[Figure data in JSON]
## start

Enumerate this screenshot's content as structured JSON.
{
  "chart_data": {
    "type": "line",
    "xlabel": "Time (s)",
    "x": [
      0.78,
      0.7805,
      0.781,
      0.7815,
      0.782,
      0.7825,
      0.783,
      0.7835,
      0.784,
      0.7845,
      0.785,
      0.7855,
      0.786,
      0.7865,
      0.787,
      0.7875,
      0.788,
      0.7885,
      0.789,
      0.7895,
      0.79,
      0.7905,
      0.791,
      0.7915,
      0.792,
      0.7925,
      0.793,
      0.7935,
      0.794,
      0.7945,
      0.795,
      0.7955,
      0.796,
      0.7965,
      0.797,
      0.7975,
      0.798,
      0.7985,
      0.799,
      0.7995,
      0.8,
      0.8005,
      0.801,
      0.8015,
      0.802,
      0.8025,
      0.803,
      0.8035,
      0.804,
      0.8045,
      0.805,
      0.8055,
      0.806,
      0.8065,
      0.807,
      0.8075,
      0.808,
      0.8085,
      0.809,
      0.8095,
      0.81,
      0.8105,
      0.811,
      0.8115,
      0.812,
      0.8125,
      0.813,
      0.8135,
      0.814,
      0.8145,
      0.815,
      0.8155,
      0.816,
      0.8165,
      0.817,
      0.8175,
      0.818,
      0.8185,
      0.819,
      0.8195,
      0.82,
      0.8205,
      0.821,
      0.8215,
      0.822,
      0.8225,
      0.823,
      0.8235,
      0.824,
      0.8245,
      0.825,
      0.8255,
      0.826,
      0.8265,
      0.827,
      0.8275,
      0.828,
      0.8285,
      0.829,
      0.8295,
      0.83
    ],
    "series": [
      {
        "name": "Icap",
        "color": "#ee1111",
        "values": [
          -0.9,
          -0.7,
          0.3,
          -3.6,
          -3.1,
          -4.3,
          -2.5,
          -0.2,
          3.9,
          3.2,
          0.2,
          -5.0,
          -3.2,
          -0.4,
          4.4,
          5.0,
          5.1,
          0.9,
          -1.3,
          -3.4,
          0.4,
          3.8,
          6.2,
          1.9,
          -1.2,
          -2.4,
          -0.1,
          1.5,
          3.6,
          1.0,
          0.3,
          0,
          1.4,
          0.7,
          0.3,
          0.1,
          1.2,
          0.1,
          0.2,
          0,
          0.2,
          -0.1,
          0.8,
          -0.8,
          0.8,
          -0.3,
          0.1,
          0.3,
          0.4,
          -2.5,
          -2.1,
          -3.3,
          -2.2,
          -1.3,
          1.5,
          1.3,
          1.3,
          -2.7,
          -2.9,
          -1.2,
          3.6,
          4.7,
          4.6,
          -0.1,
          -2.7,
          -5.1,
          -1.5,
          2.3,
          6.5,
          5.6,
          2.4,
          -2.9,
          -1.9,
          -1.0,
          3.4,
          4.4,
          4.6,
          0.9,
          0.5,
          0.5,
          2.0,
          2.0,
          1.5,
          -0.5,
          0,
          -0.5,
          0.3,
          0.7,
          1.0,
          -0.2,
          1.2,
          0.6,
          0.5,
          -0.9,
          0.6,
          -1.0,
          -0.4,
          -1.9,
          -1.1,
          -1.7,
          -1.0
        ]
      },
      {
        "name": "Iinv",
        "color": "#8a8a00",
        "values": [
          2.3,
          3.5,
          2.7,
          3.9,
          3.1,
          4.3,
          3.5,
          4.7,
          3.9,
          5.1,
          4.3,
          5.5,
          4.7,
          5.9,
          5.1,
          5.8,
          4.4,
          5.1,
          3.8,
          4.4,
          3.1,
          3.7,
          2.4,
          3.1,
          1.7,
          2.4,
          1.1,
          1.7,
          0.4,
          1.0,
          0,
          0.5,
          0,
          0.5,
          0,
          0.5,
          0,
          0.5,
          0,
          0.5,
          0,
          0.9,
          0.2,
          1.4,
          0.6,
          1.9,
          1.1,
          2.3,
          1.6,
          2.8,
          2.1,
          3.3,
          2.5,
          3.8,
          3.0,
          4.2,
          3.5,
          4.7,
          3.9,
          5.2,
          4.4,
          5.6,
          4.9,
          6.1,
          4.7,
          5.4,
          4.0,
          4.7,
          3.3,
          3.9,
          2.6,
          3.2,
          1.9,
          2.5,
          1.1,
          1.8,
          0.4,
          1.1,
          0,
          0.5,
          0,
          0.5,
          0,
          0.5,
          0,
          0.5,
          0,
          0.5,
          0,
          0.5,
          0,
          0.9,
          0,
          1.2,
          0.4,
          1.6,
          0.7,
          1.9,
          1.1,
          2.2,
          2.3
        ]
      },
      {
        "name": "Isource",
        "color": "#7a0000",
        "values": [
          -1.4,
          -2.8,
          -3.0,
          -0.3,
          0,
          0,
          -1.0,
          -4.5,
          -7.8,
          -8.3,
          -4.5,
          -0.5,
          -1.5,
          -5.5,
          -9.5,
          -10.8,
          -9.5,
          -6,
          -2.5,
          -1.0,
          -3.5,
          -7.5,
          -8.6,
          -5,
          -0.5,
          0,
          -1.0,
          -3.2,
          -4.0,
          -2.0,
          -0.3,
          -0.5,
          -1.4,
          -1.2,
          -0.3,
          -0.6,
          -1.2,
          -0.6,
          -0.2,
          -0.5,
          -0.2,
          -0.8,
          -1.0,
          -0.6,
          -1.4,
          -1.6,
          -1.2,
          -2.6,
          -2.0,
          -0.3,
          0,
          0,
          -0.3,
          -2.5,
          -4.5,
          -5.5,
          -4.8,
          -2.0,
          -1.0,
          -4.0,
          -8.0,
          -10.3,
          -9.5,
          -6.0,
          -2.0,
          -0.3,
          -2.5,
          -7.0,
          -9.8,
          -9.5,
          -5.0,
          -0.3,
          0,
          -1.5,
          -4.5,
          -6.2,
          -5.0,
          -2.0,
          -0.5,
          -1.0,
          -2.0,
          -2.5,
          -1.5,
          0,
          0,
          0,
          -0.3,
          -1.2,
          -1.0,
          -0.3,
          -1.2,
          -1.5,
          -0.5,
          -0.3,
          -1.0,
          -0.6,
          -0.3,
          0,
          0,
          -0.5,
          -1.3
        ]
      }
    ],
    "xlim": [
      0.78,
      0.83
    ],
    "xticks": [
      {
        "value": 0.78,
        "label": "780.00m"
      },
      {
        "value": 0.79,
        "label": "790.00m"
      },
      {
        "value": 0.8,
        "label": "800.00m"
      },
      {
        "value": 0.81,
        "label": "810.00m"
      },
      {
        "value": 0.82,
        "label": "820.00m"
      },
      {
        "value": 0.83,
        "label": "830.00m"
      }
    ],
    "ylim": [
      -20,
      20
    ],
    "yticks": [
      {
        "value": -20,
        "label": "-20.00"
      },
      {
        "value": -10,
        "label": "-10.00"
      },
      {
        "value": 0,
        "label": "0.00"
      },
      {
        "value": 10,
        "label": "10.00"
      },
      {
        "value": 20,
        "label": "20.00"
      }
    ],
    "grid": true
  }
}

## end

▸ WORK REQUIRED: Extract all lines of the records above that include "color".

▸ SOLUTION TO THIS EXERCISE:
        "color": "#ee1111",
        "color": "#8a8a00",
        "color": "#7a0000",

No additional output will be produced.